* [Work to be completed] It is required that all of the data be written out exactly.

* [Source data]
>> begin
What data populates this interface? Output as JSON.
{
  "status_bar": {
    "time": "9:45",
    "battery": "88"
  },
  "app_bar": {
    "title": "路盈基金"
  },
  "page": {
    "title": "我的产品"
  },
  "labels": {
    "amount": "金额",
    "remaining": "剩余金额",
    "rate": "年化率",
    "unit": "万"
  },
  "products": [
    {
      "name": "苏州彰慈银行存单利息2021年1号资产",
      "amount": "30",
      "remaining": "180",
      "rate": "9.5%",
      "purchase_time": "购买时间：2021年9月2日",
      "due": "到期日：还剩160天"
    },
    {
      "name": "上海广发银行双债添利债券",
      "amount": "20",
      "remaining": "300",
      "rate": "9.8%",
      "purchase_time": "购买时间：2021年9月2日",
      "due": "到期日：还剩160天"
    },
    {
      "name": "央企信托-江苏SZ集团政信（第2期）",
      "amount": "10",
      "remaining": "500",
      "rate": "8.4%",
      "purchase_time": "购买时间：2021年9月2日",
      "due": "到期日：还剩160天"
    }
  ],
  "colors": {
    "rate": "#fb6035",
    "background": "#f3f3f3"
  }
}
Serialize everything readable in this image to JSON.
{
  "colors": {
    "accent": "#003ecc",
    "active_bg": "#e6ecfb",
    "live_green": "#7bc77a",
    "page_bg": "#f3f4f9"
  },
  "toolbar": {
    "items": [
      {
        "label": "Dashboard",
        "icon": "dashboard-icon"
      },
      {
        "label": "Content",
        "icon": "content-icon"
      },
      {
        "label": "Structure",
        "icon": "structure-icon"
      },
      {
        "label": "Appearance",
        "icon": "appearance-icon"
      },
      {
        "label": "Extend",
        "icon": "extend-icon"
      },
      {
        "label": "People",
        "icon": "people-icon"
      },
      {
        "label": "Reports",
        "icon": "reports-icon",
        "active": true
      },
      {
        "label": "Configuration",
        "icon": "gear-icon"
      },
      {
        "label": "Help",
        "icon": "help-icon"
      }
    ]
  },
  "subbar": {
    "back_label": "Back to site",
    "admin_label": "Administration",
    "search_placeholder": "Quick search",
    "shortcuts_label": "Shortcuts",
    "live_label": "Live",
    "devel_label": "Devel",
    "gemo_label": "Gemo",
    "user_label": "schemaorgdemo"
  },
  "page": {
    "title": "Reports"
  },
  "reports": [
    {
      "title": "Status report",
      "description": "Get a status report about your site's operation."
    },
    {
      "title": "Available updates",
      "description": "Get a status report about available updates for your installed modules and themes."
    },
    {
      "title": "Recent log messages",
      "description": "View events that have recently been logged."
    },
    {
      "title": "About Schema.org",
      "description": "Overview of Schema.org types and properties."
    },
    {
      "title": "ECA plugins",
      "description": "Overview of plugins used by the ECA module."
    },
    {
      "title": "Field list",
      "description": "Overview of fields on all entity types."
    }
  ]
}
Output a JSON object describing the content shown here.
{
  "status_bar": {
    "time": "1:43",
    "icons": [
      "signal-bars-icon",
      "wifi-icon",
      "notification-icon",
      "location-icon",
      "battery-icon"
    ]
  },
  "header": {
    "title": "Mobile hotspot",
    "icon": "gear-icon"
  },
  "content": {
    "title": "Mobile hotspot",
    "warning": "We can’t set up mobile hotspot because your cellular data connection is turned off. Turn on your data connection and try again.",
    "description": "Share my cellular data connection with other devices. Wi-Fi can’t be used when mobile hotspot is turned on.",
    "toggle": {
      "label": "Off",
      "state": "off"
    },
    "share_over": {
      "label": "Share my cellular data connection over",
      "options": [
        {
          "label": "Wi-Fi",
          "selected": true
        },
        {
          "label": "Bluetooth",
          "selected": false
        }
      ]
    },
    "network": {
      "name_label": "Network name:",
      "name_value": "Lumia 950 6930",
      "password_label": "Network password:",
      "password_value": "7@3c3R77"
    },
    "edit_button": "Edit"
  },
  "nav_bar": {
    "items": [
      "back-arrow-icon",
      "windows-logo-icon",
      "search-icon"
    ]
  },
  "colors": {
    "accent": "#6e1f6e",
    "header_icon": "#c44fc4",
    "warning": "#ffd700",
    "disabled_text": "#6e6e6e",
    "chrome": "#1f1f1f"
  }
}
>> end
* [Written reply]
What data populates this interface? Output as JSON.
{
  "status_bar": {
    "time": "9:45",
    "battery": "88"
  },
  "app_bar": {
    "title": "路盈基金"
  },
  "page": {
    "title": "我的产品"
  },
  "labels": {
    "amount": "金额",
    "remaining": "剩余金额",
    "rate": "年化率",
    "unit": "万"
  },
  "products": [
    {
      "name": "苏州彰慈银行存单利息2021年1号资产",
      "amount": "30",
      "remaining": "180",
      "rate": "9.5%",
      "purchase_time": "购买时间：2021年9月2日",
      "due": "到期日：还剩160天"
    },
    {
      "name": "上海广发银行双债添利债券",
      "amount": "20",
      "remaining": "300",
      "rate": "9.8%",
      "purchase_time": "购买时间：2021年9月2日",
      "due": "到期日：还剩160天"
    },
    {
      "name": "央企信托-江苏SZ集团政信（第2期）",
      "amount": "10",
      "remaining": "500",
      "rate": "8.4%",
      "purchase_time": "购买时间：2021年9月2日",
      "due": "到期日：还剩160天"
    }
  ],
  "colors": {
    "rate": "#fb6035",
    "background": "#f3f3f3"
  }
}
Serialize everything readable in this image to JSON.
{
  "colors": {
    "accent": "#003ecc",
    "active_bg": "#e6ecfb",
    "live_green": "#7bc77a",
    "page_bg": "#f3f4f9"
  },
  "toolbar": {
    "items": [
      {
        "label": "Dashboard",
        "icon": "dashboard-icon"
      },
      {
        "label": "Content",
        "icon": "content-icon"
      },
      {
        "label": "Structure",
        "icon": "structure-icon"
      },
      {
        "label": "Appearance",
        "icon": "appearance-icon"
      },
      {
        "label": "Extend",
        "icon": "extend-icon"
      },
      {
        "label": "People",
        "icon": "people-icon"
      },
      {
        "label": "Reports",
        "icon": "reports-icon",
        "active": true
      },
      {
        "label": "Configuration",
        "icon": "gear-icon"
      },
      {
        "label": "Help",
        "icon": "help-icon"
      }
    ]
  },
  "subbar": {
    "back_label": "Back to site",
    "admin_label": "Administration",
    "search_placeholder": "Quick search",
    "shortcuts_label": "Shortcuts",
    "live_label": "Live",
    "devel_label": "Devel",
    "gemo_label": "Gemo",
    "user_label": "schemaorgdemo"
  },
  "page": {
    "title": "Reports"
  },
  "reports": [
    {
      "title": "Status report",
      "description": "Get a status report about your site's operation."
    },
    {
      "title": "Available updates",
      "description": "Get a status report about available updates for your installed modules and themes."
    },
    {
      "title": "Recent log messages",
      "description": "View events that have recently been logged."
    },
    {
      "title": "About Schema.org",
      "description": "Overview of Schema.org types and properties."
    },
    {
      "title": "ECA plugins",
      "description": "Overview of plugins used by the ECA module."
    },
    {
      "title": "Field list",
      "description": "Overview of fields on all entity types."
    }
  ]
}
Output a JSON object describing the content shown here.
{
  "status_bar": {
    "time": "1:43",
    "icons": [
      "signal-bars-icon",
      "wifi-icon",
      "notification-icon",
      "location-icon",
      "battery-icon"
    ]
  },
  "header": {
    "title": "Mobile hotspot",
    "icon": "gear-icon"
  },
  "content": {
    "title": "Mobile hotspot",
    "warning": "We can’t set up mobile hotspot because your cellular data connection is turned off. Turn on your data connection and try again.",
    "description": "Share my cellular data connection with other devices. Wi-Fi can’t be used when mobile hotspot is turned on.",
    "toggle": {
      "label": "Off",
      "state": "off"
    },
    "share_over": {
      "label": "Share my cellular data connection over",
      "options": [
        {
          "label": "Wi-Fi",
          "selected": true
        },
        {
          "label": "Bluetooth",
          "selected": false
        }
      ]
    },
    "network": {
      "name_label": "Network name:",
      "name_value": "Lumia 950 6930",
      "password_label": "Network password:",
      "password_value": "7@3c3R77"
    },
    "edit_button": "Edit"
  },
  "nav_bar": {
    "items": [
      "back-arrow-icon",
      "windows-logo-icon",
      "search-icon"
    ]
  },
  "colors": {
    "accent": "#6e1f6e",
    "header_icon": "#c44fc4",
    "warning": "#ffd700",
    "disabled_text": "#6e6e6e",
    "chrome": "#1f1f1f"
  }
}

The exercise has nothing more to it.